THE PROBLEM. Extend the account of Nathan Handwerker's early life and his Coney Island hot dog stand, picking up after its final sentence.

Handwerker was born in Galicia, a former kingdom and constituent part of the Austro-Hungarian Empire in the partitioned Poland under the Austrian rule that roughly spanned the contemporary Poland-Ukraine border. One of 13 children of a poor Jewish shoemaker, he immigrated to the United States in 1912. Handwerker found work as a delivery boy and later obtained a job slicing bread rolls at Feltman's German Gardens, a restaurant in Coney Island, Brooklyn. The restaurant sold franks (hot dogs) for 10 cents each.

By one account, Handwerker was encouraged by singing waiters Eddie Cantor and Jimmy Durante to go into business in competition with Feltman's; as United Press International noted in 1974, "There are many stories about Nathan and how the business began, but this is the way he told it..." The company's official history does not mention the encouragement of those two entertainers. Nathan and Ida spent their life savings of $300 to begin the business. One story claims that to help build his savings faster, Handwerker's only meals were the hot dogs that he could eat at work for free. In 1916 Handwerker and his new wife, Ida Handwerker, opened a small hot dog stand with a two-foot grill on the corner of Surf and Stillwell Avenues in Coney Island. They spiced their hot dogs with Ida's secret recipe and sold them for a nickel.

DATASET ENTRIES.
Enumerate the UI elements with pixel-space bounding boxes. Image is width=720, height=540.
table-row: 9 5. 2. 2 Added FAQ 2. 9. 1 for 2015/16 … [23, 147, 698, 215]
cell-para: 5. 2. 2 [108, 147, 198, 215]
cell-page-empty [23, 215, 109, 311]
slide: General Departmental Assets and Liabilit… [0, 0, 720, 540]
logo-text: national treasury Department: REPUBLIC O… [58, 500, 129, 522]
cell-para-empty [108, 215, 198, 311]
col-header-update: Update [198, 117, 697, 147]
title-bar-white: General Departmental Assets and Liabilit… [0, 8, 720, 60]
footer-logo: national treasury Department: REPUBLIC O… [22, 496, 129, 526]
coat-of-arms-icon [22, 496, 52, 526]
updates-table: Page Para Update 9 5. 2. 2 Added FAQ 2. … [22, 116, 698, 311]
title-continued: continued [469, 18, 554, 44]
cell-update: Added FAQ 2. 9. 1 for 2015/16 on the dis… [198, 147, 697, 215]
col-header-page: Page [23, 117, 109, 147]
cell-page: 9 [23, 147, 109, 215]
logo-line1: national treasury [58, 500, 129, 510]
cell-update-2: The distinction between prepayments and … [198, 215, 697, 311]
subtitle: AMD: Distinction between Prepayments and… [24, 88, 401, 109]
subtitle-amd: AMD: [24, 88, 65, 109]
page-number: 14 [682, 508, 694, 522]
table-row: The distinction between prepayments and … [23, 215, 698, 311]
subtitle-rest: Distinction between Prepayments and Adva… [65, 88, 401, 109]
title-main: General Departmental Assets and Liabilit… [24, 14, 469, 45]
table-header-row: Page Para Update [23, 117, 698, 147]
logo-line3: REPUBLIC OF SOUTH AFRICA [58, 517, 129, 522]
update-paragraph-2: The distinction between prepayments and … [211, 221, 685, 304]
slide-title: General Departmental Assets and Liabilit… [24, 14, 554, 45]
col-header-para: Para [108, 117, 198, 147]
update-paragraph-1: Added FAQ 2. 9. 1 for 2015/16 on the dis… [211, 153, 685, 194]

ANSWER FOR THE TASK.
Handwerker named his previously unnamed hot dog stand Nathan's Hot Dogs in 1921 after Sophie Tucker, then a singer at the nearby Carey Walsh's Cafe, made a hit of the song "Nathan, Nathan, Why You Waitin?"

The food stand developed into the fast food chain Nathan's Famous, spearheaded by his son, Murray Handwerker.

On March 23, 1974, Nathan Handwerker suffered a heart attack at his home in North Port Charlotte, Florida. He died March 24, 1974, per differing accounts at either St. Joseph's Hospital in Port Charlotte, Florida, or at Sarasota General Hospital, in Sarasota, Florida. He was buried at Mt. Lebanon Cemetery in Glendale, Queens, New York.

In 2014, Famous Nathan was released, a feature-length documentary film, created by a grandson of Nathan's, Lloyd Handwerker, telling the family history of Nathan's Famous.

In 2016, the corner of Surf Avenue and Stillwell Avenue was co-named Nathan & Ida Handwerker Way to honor Nathan and his wife Ida.